▶ [WHAT THE EXERCISE ASKS] From the listing below, extract each entry exactly as written, minus the images.
_ _ _ _
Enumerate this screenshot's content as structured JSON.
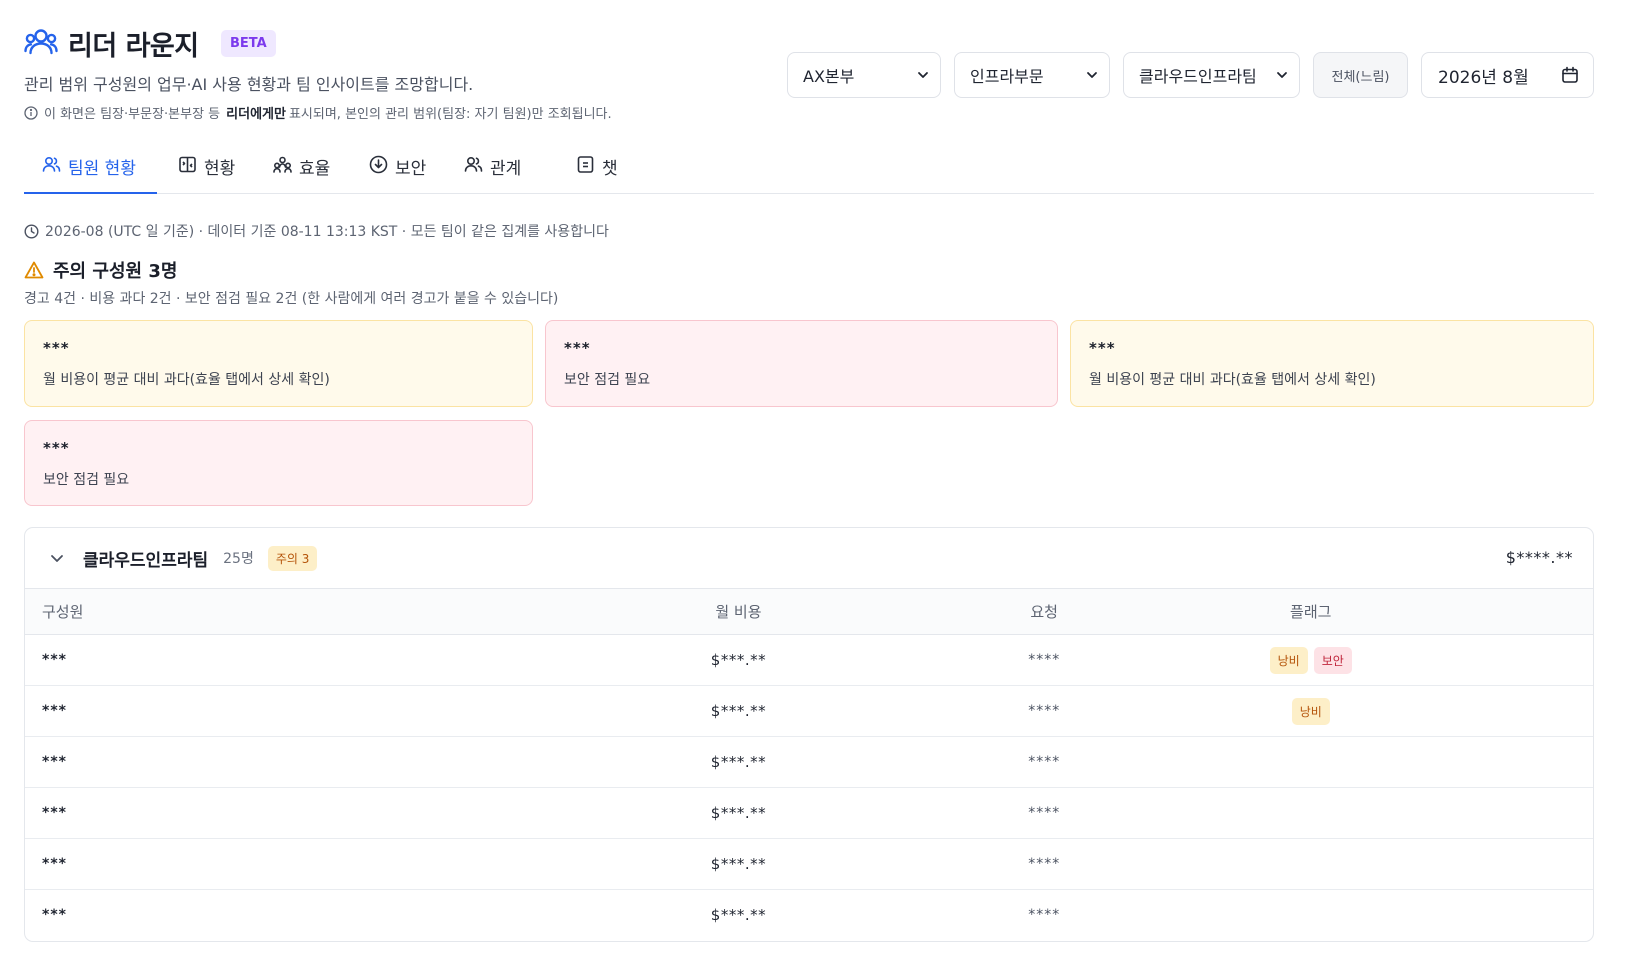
{
  "header": {
    "title": "리더 라운지",
    "badge": "BETA",
    "subtitle": "관리 범위 구성원의 업무·AI 사용 현황과 팀 인사이트를 조망합니다.",
    "notice_pre": "이 화면은 팀장·부문장·본부장 등",
    "notice_bold": "리더에게만",
    "notice_post": "표시되며, 본인의 관리 범위(팀장: 자기 팀원)만 조회됩니다."
  },
  "filters": {
    "division": "AX본부",
    "department": "인프라부문",
    "team": "클라우드인프라팀",
    "all_button": "전체(느림)",
    "month": "2026년 8월"
  },
  "tabs": [
    {
      "label": "팀원 현황",
      "icon": "users-icon",
      "active": true
    },
    {
      "label": "현황",
      "icon": "layout-icon",
      "active": false
    },
    {
      "label": "효율",
      "icon": "group-icon",
      "active": false
    },
    {
      "label": "보안",
      "icon": "shield-download-icon",
      "active": false
    },
    {
      "label": "관계",
      "icon": "people-icon",
      "active": false
    },
    {
      "label": "챗",
      "icon": "chat-icon",
      "active": false
    }
  ],
  "meta": {
    "text": "2026-08 (UTC 일 기준) · 데이터 기준 08-11 13:13 KST · 모든 팀이 같은 집계를 사용합니다"
  },
  "warnings": {
    "title": "주의 구성원 3명",
    "summary": "경고 4건 · 비용 과다 2건 · 보안 점검 필요 2건 (한 사람에게 여러 경고가 붙을 수 있습니다)",
    "cards": [
      {
        "name": "***",
        "desc": "월 비용이 평균 대비 과다(효율 탭에서 상세 확인)",
        "level": "yellow"
      },
      {
        "name": "***",
        "desc": "보안 점검 필요",
        "level": "red"
      },
      {
        "name": "***",
        "desc": "월 비용이 평균 대비 과다(효율 탭에서 상세 확인)",
        "level": "yellow"
      },
      {
        "name": "***",
        "desc": "보안 점검 필요",
        "level": "red"
      }
    ]
  },
  "team": {
    "name": "클라우드인프라팀",
    "count": "25명",
    "badge": "주의 3",
    "total": "$****.**",
    "columns": [
      "구성원",
      "월 비용",
      "요청",
      "플래그"
    ],
    "rows": [
      {
        "member": "***",
        "cost": "$***.**",
        "requests": "****",
        "flags": [
          "낭비",
          "보안"
        ]
      },
      {
        "member": "***",
        "cost": "$***.**",
        "requests": "****",
        "flags": [
          "낭비"
        ]
      },
      {
        "member": "***",
        "cost": "$***.**",
        "requests": "****",
        "flags": []
      },
      {
        "member": "***",
        "cost": "$***.**",
        "requests": "****",
        "flags": []
      },
      {
        "member": "***",
        "cost": "$***.**",
        "requests": "****",
        "flags": []
      },
      {
        "member": "***",
        "cost": "$***.**",
        "requests": "****",
        "flags": []
      }
    ]
  },
  "colors": {
    "accent": "#2563eb",
    "warning_bg": "#fffaeb",
    "danger_bg": "#fff1f3",
    "badge_purple": "#7c3aed"
  }
}
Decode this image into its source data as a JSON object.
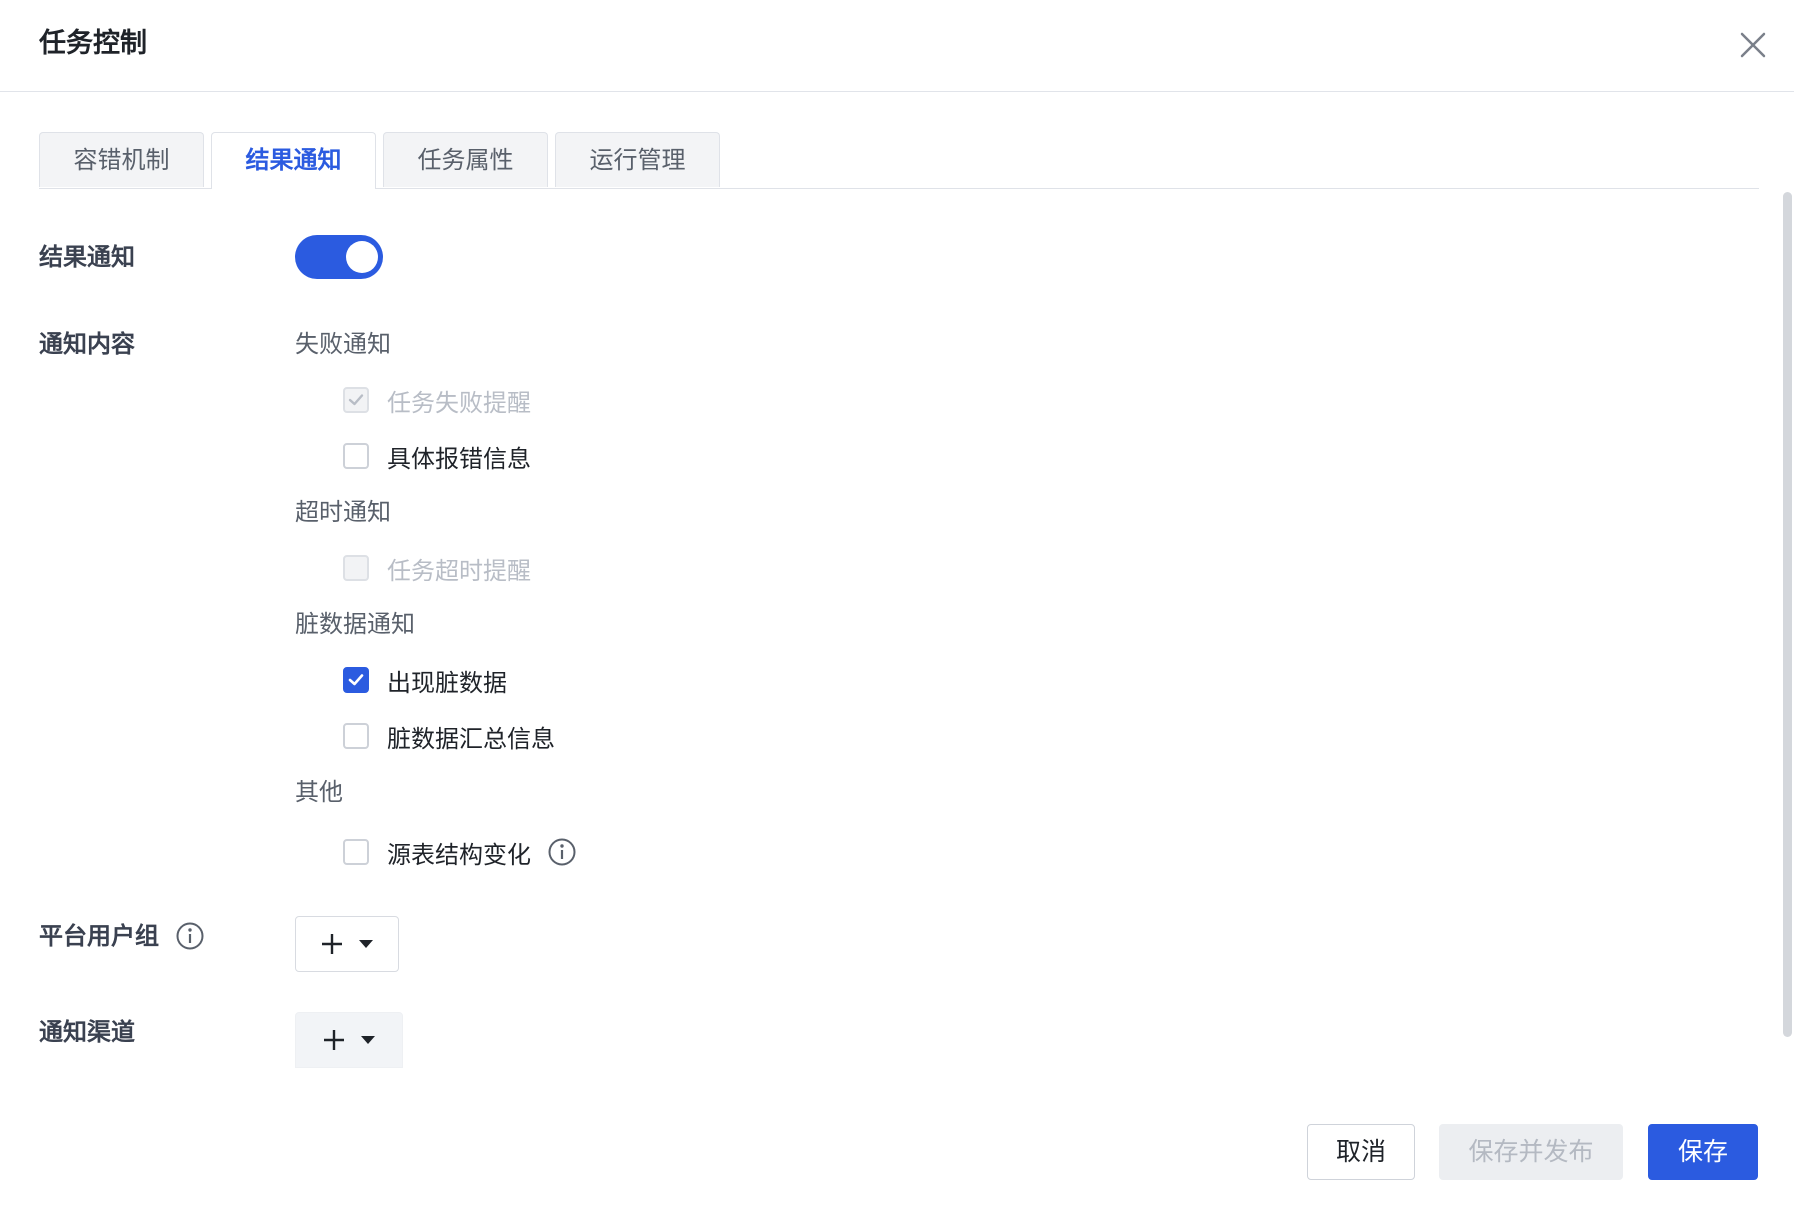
{
  "dialog": {
    "title": "任务控制"
  },
  "tabs": [
    {
      "label": "容错机制",
      "active": false
    },
    {
      "label": "结果通知",
      "active": true
    },
    {
      "label": "任务属性",
      "active": false
    },
    {
      "label": "运行管理",
      "active": false
    }
  ],
  "form": {
    "notify_label": "结果通知",
    "notify_enabled": true,
    "content_label": "通知内容",
    "groups": [
      {
        "title": "失败通知",
        "options": [
          {
            "label": "任务失败提醒",
            "checked": true,
            "disabled": true
          },
          {
            "label": "具体报错信息",
            "checked": false,
            "disabled": false
          }
        ]
      },
      {
        "title": "超时通知",
        "options": [
          {
            "label": "任务超时提醒",
            "checked": false,
            "disabled": true
          }
        ]
      },
      {
        "title": "脏数据通知",
        "options": [
          {
            "label": "出现脏数据",
            "checked": true,
            "disabled": false
          },
          {
            "label": "脏数据汇总信息",
            "checked": false,
            "disabled": false
          }
        ]
      },
      {
        "title": "其他",
        "options": [
          {
            "label": "源表结构变化",
            "checked": false,
            "disabled": false
          }
        ]
      }
    ],
    "user_group_label": "平台用户组",
    "channel_label": "通知渠道"
  },
  "footer": {
    "cancel": "取消",
    "save_publish": "保存并发布",
    "save": "保存"
  },
  "colors": {
    "primary": "#2b5be0",
    "disabled_text": "#b8bdc6"
  },
  "icons": [
    "close-icon",
    "check-icon",
    "info-icon",
    "plus-icon",
    "caret-down-icon"
  ]
}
_ _ _ _
▶ [EXERCISE RESPONSE]
Enumerate this screenshot's content as structured JSON.
{
  "header": {
    "title": "리더 라운지",
    "badge": "BETA",
    "subtitle": "관리 범위 구성원의 업무·AI 사용 현황과 팀 인사이트를 조망합니다.",
    "notice_pre": "이 화면은 팀장·부문장·본부장 등",
    "notice_bold": "리더에게만",
    "notice_post": "표시되며, 본인의 관리 범위(팀장: 자기 팀원)만 조회됩니다."
  },
  "filters": {
    "division": "AX본부",
    "department": "인프라부문",
    "team": "클라우드인프라팀",
    "all_button": "전체(느림)",
    "month": "2026년 8월"
  },
  "tabs": [
    {
      "label": "팀원 현황",
      "icon": "users-icon",
      "active": true
    },
    {
      "label": "현황",
      "icon": "layout-icon",
      "active": false
    },
    {
      "label": "효율",
      "icon": "group-icon",
      "active": false
    },
    {
      "label": "보안",
      "icon": "shield-download-icon",
      "active": false
    },
    {
      "label": "관계",
      "icon": "people-icon",
      "active": false
    },
    {
      "label": "챗",
      "icon": "chat-icon",
      "active": false
    }
  ],
  "meta": {
    "text": "2026-08 (UTC 일 기준) · 데이터 기준 08-11 13:13 KST · 모든 팀이 같은 집계를 사용합니다"
  },
  "warnings": {
    "title": "주의 구성원 3명",
    "summary": "경고 4건 · 비용 과다 2건 · 보안 점검 필요 2건 (한 사람에게 여러 경고가 붙을 수 있습니다)",
    "cards": [
      {
        "name": "***",
        "desc": "월 비용이 평균 대비 과다(효율 탭에서 상세 확인)",
        "level": "yellow"
      },
      {
        "name": "***",
        "desc": "보안 점검 필요",
        "level": "red"
      },
      {
        "name": "***",
        "desc": "월 비용이 평균 대비 과다(효율 탭에서 상세 확인)",
        "level": "yellow"
      },
      {
        "name": "***",
        "desc": "보안 점검 필요",
        "level": "red"
      }
    ]
  },
  "team": {
    "name": "클라우드인프라팀",
    "count": "25명",
    "badge": "주의 3",
    "total": "$****.**",
    "columns": [
      "구성원",
      "월 비용",
      "요청",
      "플래그"
    ],
    "rows": [
      {
        "member": "***",
        "cost": "$***.**",
        "requests": "****",
        "flags": [
          "낭비",
          "보안"
        ]
      },
      {
        "member": "***",
        "cost": "$***.**",
        "requests": "****",
        "flags": [
          "낭비"
        ]
      },
      {
        "member": "***",
        "cost": "$***.**",
        "requests": "****",
        "flags": []
      },
      {
        "member": "***",
        "cost": "$***.**",
        "requests": "****",
        "flags": []
      },
      {
        "member": "***",
        "cost": "$***.**",
        "requests": "****",
        "flags": []
      },
      {
        "member": "***",
        "cost": "$***.**",
        "requests": "****",
        "flags": []
      }
    ]
  },
  "colors": {
    "accent": "#2563eb",
    "warning_bg": "#fffaeb",
    "danger_bg": "#fff1f3",
    "badge_purple": "#7c3aed"
  }
}
Decode this image into its source data as a JSON object.
{
  "dialog": {
    "title": "任务控制"
  },
  "tabs": [
    {
      "label": "容错机制",
      "active": false
    },
    {
      "label": "结果通知",
      "active": true
    },
    {
      "label": "任务属性",
      "active": false
    },
    {
      "label": "运行管理",
      "active": false
    }
  ],
  "form": {
    "notify_label": "结果通知",
    "notify_enabled": true,
    "content_label": "通知内容",
    "groups": [
      {
        "title": "失败通知",
        "options": [
          {
            "label": "任务失败提醒",
            "checked": true,
            "disabled": true
          },
          {
            "label": "具体报错信息",
            "checked": false,
            "disabled": false
          }
        ]
      },
      {
        "title": "超时通知",
        "options": [
          {
            "label": "任务超时提醒",
            "checked": false,
            "disabled": true
          }
        ]
      },
      {
        "title": "脏数据通知",
        "options": [
          {
            "label": "出现脏数据",
            "checked": true,
            "disabled": false
          },
          {
            "label": "脏数据汇总信息",
            "checked": false,
            "disabled": false
          }
        ]
      },
      {
        "title": "其他",
        "options": [
          {
            "label": "源表结构变化",
            "checked": false,
            "disabled": false
          }
        ]
      }
    ],
    "user_group_label": "平台用户组",
    "channel_label": "通知渠道"
  },
  "footer": {
    "cancel": "取消",
    "save_publish": "保存并发布",
    "save": "保存"
  },
  "colors": {
    "primary": "#2b5be0",
    "disabled_text": "#b8bdc6"
  },
  "icons": [
    "close-icon",
    "check-icon",
    "info-icon",
    "plus-icon",
    "caret-down-icon"
  ]
}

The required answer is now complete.